> [ENTRIES]
=-=-=-=-=

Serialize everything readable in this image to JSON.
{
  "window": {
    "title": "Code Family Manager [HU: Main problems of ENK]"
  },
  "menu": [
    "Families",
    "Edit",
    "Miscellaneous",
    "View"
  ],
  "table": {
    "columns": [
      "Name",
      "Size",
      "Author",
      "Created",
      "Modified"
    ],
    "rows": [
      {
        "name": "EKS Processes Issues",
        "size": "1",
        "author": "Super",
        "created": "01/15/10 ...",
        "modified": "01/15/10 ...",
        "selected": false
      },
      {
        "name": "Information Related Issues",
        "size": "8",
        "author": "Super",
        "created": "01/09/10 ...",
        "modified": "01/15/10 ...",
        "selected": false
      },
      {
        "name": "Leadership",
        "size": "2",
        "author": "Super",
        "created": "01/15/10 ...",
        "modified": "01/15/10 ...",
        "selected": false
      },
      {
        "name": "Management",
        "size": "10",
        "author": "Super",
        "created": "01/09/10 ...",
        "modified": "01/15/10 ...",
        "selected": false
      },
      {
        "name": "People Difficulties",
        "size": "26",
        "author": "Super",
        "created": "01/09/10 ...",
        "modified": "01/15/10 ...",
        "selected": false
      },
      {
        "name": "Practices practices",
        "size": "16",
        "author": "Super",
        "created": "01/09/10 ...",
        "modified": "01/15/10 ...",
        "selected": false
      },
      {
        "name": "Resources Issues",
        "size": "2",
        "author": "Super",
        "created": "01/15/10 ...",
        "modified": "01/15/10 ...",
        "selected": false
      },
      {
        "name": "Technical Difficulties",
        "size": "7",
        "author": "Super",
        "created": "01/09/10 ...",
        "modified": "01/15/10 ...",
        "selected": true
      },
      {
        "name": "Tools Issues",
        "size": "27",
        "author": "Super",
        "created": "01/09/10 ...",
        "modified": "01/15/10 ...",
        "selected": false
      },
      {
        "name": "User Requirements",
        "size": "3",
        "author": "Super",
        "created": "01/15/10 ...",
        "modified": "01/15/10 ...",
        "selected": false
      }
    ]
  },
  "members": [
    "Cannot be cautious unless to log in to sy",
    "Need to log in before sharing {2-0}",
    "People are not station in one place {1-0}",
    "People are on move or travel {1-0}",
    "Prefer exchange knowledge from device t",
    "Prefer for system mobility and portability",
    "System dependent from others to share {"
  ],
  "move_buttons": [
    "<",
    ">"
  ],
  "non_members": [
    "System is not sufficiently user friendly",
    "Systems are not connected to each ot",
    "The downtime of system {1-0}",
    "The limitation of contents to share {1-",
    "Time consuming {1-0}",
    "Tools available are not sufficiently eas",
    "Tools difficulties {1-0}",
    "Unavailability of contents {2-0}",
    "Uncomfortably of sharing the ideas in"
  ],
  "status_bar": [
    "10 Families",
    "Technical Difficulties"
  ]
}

=-=-=-=-=

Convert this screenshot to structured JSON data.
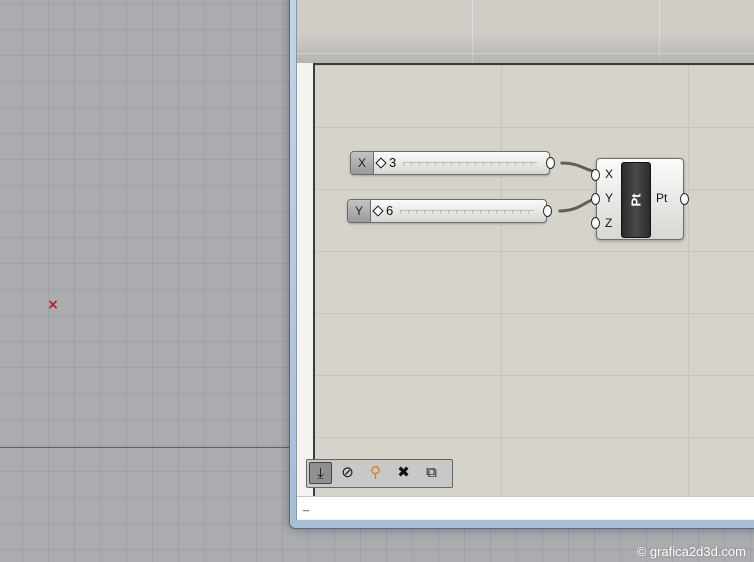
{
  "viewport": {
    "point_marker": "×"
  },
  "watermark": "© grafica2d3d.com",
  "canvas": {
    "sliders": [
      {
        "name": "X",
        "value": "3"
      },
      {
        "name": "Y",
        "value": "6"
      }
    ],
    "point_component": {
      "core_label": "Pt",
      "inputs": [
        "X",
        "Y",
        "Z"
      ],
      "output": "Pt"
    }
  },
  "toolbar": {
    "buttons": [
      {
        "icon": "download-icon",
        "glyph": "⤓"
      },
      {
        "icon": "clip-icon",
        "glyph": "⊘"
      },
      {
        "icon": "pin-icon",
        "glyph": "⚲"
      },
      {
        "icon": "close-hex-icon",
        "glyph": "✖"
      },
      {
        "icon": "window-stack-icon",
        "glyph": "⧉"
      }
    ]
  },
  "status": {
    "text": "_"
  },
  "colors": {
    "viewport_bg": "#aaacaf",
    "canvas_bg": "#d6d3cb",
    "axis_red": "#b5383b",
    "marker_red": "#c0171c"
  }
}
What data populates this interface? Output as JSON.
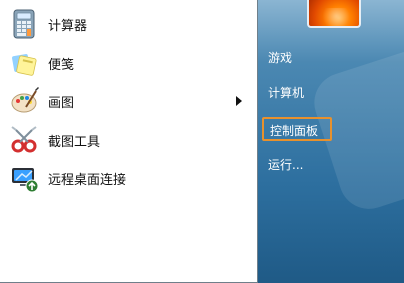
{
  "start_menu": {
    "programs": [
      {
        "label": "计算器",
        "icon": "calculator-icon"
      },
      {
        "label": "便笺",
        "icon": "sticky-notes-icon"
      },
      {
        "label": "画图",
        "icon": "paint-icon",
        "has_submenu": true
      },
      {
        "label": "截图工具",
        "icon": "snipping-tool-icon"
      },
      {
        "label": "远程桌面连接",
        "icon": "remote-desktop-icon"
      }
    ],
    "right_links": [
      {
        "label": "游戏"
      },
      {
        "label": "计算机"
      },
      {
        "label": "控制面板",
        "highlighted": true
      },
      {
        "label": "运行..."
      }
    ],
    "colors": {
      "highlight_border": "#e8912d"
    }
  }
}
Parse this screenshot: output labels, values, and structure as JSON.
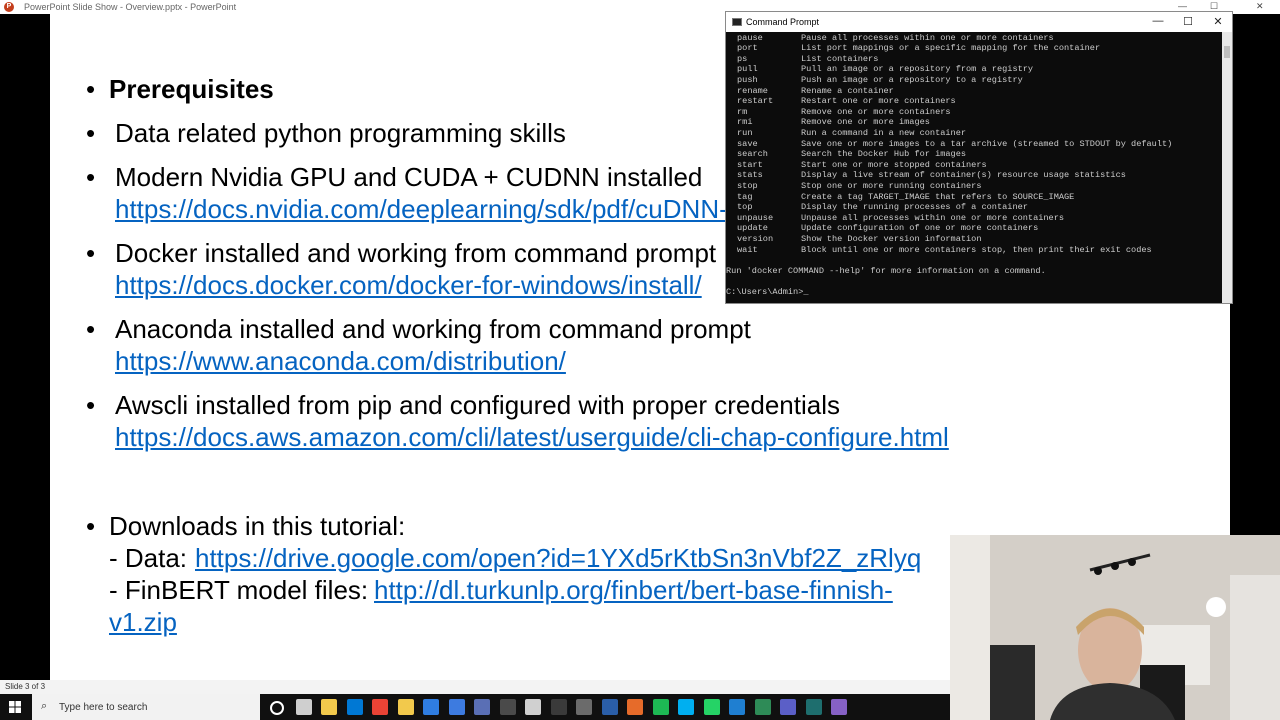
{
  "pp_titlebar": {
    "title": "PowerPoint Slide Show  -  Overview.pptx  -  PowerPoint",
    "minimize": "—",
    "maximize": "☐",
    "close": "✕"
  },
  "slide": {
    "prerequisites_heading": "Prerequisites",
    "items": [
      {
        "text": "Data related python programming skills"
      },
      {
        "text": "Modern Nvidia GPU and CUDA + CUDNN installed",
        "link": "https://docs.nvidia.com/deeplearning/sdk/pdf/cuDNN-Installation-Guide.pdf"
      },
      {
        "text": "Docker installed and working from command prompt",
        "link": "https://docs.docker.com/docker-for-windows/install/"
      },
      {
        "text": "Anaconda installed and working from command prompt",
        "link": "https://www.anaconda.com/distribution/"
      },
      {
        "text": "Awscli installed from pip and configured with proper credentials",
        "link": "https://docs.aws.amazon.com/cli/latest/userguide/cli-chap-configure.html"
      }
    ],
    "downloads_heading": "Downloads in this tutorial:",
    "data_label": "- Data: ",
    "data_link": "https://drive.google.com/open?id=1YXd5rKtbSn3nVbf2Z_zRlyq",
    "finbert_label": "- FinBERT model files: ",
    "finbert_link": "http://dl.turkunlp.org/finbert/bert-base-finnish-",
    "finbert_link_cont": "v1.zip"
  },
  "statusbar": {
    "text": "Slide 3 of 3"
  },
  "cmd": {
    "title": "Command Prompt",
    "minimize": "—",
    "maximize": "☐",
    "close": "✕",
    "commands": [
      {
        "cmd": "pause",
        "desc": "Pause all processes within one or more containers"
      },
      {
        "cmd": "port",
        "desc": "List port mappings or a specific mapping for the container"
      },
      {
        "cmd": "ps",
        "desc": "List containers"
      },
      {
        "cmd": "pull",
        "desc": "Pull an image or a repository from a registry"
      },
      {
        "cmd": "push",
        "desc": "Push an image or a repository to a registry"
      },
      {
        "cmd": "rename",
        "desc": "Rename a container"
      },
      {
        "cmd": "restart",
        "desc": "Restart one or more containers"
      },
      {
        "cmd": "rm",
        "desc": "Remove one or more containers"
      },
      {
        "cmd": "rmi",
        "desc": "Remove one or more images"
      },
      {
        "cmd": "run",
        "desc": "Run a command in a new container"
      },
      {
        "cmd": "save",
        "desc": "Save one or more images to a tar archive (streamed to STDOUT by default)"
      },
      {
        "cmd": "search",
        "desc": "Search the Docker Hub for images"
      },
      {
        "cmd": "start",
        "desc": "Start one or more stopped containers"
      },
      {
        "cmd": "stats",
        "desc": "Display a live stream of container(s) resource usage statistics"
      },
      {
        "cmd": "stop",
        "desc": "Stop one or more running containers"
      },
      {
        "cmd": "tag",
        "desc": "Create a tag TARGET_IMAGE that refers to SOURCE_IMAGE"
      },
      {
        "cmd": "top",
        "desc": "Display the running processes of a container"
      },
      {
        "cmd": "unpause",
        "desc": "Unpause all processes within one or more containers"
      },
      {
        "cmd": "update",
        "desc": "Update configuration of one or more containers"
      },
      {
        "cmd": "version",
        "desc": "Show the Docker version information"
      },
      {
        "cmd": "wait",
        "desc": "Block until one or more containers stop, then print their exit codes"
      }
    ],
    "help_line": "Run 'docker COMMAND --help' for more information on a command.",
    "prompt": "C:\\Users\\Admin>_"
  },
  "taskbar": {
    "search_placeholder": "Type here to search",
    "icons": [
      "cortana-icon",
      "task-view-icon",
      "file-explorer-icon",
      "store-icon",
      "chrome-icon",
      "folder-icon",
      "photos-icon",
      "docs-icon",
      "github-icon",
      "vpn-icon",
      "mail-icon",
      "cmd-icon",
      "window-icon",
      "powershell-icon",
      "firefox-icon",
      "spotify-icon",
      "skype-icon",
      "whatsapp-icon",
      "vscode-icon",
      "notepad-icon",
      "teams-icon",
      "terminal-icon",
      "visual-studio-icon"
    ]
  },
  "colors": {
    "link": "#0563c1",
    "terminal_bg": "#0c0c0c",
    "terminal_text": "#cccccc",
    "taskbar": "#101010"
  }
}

=-=-=-=-=

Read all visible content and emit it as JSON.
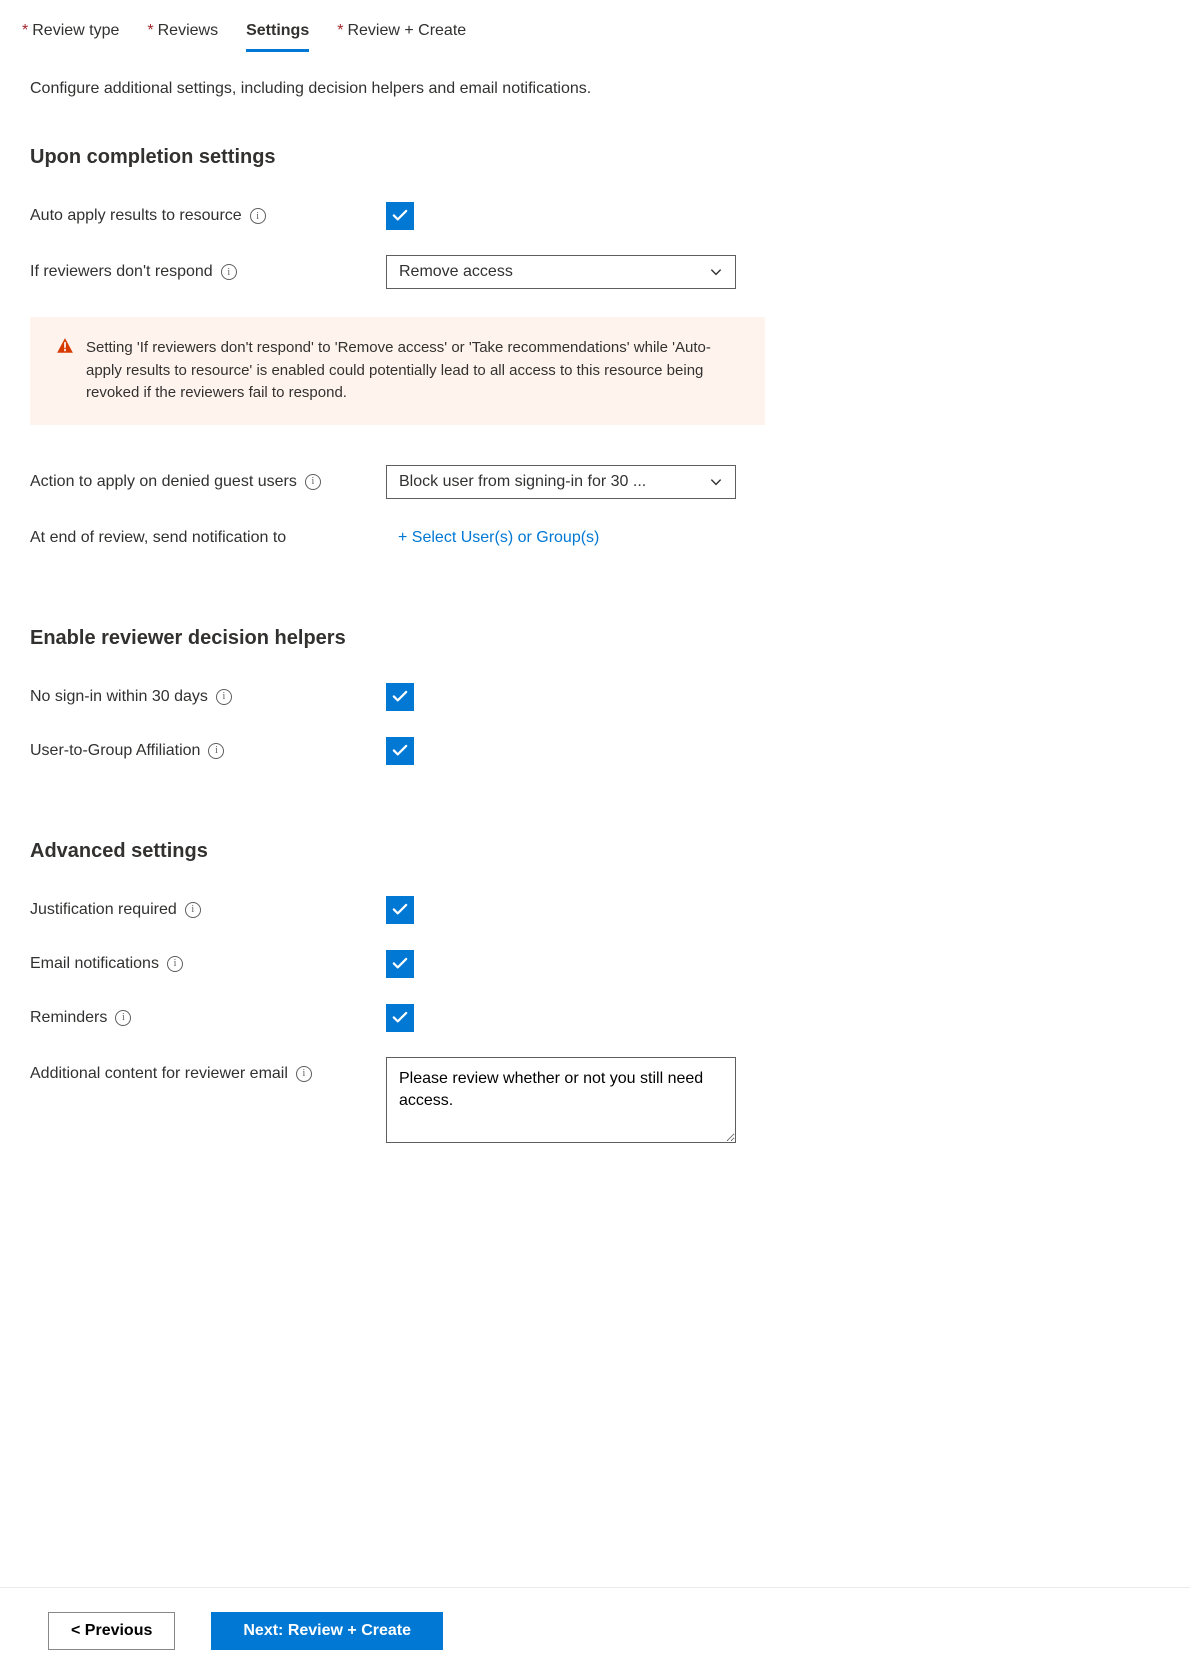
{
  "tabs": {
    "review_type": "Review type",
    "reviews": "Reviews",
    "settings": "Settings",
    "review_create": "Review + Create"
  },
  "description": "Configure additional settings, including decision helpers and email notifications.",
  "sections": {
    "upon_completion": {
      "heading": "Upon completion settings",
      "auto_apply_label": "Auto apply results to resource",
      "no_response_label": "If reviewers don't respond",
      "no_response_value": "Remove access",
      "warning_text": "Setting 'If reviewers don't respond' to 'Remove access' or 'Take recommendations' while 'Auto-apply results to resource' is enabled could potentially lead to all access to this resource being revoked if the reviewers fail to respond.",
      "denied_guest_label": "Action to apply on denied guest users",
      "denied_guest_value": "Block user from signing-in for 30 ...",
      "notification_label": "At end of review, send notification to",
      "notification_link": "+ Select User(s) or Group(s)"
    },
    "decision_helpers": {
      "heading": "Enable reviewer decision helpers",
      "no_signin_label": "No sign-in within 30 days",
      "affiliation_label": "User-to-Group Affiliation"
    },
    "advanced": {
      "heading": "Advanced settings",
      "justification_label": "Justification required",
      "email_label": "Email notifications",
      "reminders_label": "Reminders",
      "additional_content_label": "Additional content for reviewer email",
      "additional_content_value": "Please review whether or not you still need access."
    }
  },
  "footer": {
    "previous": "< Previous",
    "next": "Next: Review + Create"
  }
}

=-=-=-=-=

> [WHAT THE EXERCISE ASKS]
Scan the listing above and identify each line holding the string "sharing"; copy every such line.

> [REPLY]
    "Need to log in before sharing {2-0}",
    "Uncomfortably of sharing the ideas in"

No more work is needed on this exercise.